**Exercise**
Go through the listing and write out all of it exactly.

**Entries provided**
+ + + +

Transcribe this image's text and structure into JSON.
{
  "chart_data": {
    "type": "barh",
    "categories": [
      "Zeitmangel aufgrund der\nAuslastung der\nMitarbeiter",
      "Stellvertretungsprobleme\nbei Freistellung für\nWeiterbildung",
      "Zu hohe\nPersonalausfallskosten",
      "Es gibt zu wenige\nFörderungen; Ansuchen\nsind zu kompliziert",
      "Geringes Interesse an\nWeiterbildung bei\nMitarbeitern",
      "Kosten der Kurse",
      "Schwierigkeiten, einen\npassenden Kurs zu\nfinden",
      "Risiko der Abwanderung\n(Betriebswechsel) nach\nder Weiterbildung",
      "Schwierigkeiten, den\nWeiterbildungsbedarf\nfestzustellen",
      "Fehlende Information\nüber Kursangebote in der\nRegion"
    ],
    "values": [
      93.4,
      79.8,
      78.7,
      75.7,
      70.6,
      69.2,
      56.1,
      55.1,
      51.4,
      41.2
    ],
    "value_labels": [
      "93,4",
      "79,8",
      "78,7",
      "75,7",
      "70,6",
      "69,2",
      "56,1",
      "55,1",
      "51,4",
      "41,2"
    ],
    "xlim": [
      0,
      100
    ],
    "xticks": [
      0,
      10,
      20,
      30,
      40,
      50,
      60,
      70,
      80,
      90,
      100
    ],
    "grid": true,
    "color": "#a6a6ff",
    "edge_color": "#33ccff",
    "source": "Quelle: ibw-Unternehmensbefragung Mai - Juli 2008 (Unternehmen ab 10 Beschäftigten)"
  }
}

+ + + +

**Written reply**
Transcribe this image's text and structure into JSON.
{
  "chart_data": {
    "type": "barh",
    "categories": [
      "Zeitmangel aufgrund der\nAuslastung der\nMitarbeiter",
      "Stellvertretungsprobleme\nbei Freistellung für\nWeiterbildung",
      "Zu hohe\nPersonalausfallskosten",
      "Es gibt zu wenige\nFörderungen; Ansuchen\nsind zu kompliziert",
      "Geringes Interesse an\nWeiterbildung bei\nMitarbeitern",
      "Kosten der Kurse",
      "Schwierigkeiten, einen\npassenden Kurs zu\nfinden",
      "Risiko der Abwanderung\n(Betriebswechsel) nach\nder Weiterbildung",
      "Schwierigkeiten, den\nWeiterbildungsbedarf\nfestzustellen",
      "Fehlende Information\nüber Kursangebote in der\nRegion"
    ],
    "values": [
      93.4,
      79.8,
      78.7,
      75.7,
      70.6,
      69.2,
      56.1,
      55.1,
      51.4,
      41.2
    ],
    "value_labels": [
      "93,4",
      "79,8",
      "78,7",
      "75,7",
      "70,6",
      "69,2",
      "56,1",
      "55,1",
      "51,4",
      "41,2"
    ],
    "xlim": [
      0,
      100
    ],
    "xticks": [
      0,
      10,
      20,
      30,
      40,
      50,
      60,
      70,
      80,
      90,
      100
    ],
    "grid": true,
    "color": "#a6a6ff",
    "edge_color": "#33ccff",
    "source": "Quelle: ibw-Unternehmensbefragung Mai - Juli 2008 (Unternehmen ab 10 Beschäftigten)"
  }
}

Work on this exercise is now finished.